_Stored rows_.
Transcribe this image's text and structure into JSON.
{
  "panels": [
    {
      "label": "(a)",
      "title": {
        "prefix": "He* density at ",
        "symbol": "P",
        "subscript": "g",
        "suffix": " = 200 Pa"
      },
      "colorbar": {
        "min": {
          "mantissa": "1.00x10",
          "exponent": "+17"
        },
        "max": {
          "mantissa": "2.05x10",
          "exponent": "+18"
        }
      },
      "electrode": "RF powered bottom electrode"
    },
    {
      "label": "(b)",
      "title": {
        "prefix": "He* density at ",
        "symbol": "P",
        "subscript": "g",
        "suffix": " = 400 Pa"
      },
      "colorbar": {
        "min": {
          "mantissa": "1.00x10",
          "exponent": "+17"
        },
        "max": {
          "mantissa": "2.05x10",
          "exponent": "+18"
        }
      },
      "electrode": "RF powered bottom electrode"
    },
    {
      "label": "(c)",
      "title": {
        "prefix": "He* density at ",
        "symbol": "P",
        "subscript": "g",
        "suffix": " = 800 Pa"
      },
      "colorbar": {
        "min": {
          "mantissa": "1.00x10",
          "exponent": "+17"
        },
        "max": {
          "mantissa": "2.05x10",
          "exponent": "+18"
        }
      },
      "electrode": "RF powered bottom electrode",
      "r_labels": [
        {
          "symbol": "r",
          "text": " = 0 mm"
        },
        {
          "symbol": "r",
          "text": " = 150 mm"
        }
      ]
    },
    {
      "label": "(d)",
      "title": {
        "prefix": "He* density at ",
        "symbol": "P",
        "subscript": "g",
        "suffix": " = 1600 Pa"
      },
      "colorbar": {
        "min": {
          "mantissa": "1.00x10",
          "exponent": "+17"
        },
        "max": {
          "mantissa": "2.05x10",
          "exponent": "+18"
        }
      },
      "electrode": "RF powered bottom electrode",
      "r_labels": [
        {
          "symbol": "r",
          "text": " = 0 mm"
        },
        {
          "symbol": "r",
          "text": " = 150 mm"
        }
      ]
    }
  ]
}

_Exercise description_.
Transcribe the material above word for word.

_Answer to this problem_.
Transcribe this image's text and structure into JSON.
{
  "panels": [
    {
      "label": "(a)",
      "title": {
        "prefix": "He* density at ",
        "symbol": "P",
        "subscript": "g",
        "suffix": " = 200 Pa"
      },
      "colorbar": {
        "min": {
          "mantissa": "1.00x10",
          "exponent": "+17"
        },
        "max": {
          "mantissa": "2.05x10",
          "exponent": "+18"
        }
      },
      "electrode": "RF powered bottom electrode"
    },
    {
      "label": "(b)",
      "title": {
        "prefix": "He* density at ",
        "symbol": "P",
        "subscript": "g",
        "suffix": " = 400 Pa"
      },
      "colorbar": {
        "min": {
          "mantissa": "1.00x10",
          "exponent": "+17"
        },
        "max": {
          "mantissa": "2.05x10",
          "exponent": "+18"
        }
      },
      "electrode": "RF powered bottom electrode"
    },
    {
      "label": "(c)",
      "title": {
        "prefix": "He* density at ",
        "symbol": "P",
        "subscript": "g",
        "suffix": " = 800 Pa"
      },
      "colorbar": {
        "min": {
          "mantissa": "1.00x10",
          "exponent": "+17"
        },
        "max": {
          "mantissa": "2.05x10",
          "exponent": "+18"
        }
      },
      "electrode": "RF powered bottom electrode",
      "r_labels": [
        {
          "symbol": "r",
          "text": " = 0 mm"
        },
        {
          "symbol": "r",
          "text": " = 150 mm"
        }
      ]
    },
    {
      "label": "(d)",
      "title": {
        "prefix": "He* density at ",
        "symbol": "P",
        "subscript": "g",
        "suffix": " = 1600 Pa"
      },
      "colorbar": {
        "min": {
          "mantissa": "1.00x10",
          "exponent": "+17"
        },
        "max": {
          "mantissa": "2.05x10",
          "exponent": "+18"
        }
      },
      "electrode": "RF powered bottom electrode",
      "r_labels": [
        {
          "symbol": "r",
          "text": " = 0 mm"
        },
        {
          "symbol": "r",
          "text": " = 150 mm"
        }
      ]
    }
  ]
}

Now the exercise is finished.